Using the data below, copy every line that contains the word "name".

********

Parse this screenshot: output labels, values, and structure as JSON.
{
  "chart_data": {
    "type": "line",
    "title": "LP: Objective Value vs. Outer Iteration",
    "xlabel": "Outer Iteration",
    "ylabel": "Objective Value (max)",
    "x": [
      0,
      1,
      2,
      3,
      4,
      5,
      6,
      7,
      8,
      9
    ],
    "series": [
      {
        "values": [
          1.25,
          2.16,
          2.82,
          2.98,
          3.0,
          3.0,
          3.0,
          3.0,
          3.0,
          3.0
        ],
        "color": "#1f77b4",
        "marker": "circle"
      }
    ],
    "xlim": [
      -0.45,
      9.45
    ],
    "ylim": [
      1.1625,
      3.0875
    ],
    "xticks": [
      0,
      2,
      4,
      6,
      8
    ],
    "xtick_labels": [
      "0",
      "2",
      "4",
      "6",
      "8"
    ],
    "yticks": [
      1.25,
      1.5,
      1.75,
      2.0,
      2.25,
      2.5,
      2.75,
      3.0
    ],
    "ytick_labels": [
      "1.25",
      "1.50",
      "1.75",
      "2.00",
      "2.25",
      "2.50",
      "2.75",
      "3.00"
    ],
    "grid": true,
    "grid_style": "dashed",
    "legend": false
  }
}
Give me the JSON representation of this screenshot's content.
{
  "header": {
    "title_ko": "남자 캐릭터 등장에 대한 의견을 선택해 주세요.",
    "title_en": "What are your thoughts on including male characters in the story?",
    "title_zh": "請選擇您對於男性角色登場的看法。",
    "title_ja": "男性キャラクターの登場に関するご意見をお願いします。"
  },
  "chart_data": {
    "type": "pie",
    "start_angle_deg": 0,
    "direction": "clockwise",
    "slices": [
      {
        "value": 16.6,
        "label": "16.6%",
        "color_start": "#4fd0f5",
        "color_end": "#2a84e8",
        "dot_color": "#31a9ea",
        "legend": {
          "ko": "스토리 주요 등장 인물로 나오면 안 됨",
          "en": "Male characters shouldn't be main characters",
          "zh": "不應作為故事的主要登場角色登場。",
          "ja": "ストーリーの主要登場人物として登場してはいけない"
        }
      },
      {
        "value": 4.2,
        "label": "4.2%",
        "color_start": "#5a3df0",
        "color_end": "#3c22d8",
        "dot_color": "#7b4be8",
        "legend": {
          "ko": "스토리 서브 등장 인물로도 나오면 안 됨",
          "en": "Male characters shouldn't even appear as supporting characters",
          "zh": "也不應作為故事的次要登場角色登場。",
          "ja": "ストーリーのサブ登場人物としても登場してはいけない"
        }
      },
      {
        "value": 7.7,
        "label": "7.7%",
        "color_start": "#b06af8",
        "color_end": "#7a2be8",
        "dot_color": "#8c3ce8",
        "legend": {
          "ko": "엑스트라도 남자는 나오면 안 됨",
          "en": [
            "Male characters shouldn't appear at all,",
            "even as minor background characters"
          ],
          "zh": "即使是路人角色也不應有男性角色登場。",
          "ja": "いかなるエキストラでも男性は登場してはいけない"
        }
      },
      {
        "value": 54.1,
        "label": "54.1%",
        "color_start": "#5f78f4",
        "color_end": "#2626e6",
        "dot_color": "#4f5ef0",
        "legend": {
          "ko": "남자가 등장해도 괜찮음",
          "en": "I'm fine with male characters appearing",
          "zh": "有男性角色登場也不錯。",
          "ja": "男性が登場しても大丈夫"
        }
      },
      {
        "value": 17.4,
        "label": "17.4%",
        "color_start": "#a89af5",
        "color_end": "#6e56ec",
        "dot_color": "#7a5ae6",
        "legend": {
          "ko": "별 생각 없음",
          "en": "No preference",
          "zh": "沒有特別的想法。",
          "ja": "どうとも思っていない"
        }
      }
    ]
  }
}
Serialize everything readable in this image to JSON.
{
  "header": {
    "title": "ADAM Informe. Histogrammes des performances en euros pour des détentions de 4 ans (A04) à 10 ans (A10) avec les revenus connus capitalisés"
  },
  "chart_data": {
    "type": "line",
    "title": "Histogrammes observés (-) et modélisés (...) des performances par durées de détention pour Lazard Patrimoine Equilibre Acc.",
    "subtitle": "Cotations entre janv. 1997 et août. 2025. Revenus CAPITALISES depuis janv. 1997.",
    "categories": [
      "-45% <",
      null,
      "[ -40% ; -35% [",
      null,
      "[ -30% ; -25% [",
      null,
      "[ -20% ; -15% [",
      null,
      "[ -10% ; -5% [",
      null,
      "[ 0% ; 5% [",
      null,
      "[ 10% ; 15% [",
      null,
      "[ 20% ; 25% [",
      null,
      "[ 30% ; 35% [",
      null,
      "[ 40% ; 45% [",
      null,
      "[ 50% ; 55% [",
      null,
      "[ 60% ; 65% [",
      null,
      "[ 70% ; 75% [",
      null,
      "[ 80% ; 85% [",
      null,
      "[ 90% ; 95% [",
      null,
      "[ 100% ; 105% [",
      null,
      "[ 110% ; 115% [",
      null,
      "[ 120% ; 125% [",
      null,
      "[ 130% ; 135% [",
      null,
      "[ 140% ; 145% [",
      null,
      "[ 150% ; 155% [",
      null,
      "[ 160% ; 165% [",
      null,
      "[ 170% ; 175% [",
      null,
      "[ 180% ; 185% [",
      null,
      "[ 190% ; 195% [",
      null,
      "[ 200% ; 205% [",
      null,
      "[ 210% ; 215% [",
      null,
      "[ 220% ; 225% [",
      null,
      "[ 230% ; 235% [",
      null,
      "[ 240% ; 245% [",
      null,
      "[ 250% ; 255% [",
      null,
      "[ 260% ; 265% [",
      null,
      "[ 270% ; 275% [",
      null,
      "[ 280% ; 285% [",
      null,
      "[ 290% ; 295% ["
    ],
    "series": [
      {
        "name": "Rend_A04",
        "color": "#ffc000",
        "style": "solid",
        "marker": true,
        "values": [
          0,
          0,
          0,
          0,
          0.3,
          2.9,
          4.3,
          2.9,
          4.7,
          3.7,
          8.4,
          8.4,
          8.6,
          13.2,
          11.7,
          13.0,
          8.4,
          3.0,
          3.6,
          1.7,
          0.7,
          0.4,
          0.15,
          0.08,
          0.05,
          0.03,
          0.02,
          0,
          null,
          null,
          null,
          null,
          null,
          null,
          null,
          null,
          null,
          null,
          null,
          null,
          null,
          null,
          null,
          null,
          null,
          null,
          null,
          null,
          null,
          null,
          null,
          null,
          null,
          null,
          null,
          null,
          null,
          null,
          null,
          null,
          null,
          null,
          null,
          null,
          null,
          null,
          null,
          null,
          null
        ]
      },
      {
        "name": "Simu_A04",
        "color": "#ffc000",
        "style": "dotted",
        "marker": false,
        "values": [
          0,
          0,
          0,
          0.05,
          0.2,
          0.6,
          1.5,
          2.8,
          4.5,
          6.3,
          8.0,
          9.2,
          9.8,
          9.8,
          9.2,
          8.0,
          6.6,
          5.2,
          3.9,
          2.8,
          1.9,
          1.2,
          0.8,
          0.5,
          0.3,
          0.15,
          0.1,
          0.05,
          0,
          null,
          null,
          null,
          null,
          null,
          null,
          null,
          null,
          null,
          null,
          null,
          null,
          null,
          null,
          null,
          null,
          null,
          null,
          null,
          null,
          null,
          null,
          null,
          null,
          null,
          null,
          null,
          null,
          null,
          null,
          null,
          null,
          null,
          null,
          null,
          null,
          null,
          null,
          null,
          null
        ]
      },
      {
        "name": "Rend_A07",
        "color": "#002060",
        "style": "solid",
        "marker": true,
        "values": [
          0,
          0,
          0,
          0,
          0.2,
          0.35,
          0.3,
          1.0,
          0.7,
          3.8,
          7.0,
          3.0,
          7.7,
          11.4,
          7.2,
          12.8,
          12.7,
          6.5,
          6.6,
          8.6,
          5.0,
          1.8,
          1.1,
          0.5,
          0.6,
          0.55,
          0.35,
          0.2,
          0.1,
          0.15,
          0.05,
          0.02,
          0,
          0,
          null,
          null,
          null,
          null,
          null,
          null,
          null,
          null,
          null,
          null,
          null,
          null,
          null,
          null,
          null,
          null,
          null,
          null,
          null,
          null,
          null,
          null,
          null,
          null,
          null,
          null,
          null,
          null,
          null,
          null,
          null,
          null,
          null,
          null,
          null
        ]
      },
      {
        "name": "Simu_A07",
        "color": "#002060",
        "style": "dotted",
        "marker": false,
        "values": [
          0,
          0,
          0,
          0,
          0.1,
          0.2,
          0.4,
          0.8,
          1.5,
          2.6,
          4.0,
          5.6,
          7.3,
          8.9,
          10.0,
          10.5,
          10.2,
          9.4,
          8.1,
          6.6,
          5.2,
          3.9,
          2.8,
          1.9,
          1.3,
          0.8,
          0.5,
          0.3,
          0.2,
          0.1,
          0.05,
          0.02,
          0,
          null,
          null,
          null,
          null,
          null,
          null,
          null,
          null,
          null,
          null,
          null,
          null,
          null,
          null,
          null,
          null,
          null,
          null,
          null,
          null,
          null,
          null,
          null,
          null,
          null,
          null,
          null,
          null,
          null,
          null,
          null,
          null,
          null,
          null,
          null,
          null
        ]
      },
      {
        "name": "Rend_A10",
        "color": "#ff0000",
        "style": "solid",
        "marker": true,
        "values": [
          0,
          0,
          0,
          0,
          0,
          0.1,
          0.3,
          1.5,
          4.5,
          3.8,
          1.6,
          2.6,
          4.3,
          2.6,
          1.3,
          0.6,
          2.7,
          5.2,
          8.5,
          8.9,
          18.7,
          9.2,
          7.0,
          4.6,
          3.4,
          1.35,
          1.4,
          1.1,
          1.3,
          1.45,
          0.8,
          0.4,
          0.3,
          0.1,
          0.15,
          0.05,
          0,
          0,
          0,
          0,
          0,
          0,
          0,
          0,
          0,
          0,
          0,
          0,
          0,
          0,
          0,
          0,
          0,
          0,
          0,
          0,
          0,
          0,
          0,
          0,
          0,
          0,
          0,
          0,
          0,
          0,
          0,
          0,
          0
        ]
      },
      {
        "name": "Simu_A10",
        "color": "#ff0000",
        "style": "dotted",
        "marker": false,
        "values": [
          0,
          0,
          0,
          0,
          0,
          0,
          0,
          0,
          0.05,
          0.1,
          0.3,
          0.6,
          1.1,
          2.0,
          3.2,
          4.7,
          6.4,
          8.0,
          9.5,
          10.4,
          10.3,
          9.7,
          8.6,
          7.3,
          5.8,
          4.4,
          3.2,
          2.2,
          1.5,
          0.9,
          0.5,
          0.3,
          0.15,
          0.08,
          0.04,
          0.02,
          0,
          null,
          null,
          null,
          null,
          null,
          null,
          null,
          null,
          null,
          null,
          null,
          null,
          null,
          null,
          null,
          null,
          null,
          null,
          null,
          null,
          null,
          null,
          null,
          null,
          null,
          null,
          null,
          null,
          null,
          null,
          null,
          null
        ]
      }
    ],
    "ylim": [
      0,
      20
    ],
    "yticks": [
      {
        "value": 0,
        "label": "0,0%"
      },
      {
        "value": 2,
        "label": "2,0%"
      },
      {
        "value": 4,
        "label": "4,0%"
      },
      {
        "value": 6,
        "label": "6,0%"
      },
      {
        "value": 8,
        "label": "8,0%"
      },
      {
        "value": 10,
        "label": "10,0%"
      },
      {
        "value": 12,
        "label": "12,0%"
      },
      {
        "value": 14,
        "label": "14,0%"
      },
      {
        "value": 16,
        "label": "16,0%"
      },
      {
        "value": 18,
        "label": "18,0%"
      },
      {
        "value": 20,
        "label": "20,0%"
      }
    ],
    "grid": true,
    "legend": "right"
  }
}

********

Result below
        "name": "Rend_A04",
        "name": "Simu_A04",
        "name": "Rend_A07",
        "name": "Simu_A07",
        "name": "Rend_A10",
        "name": "Simu_A10",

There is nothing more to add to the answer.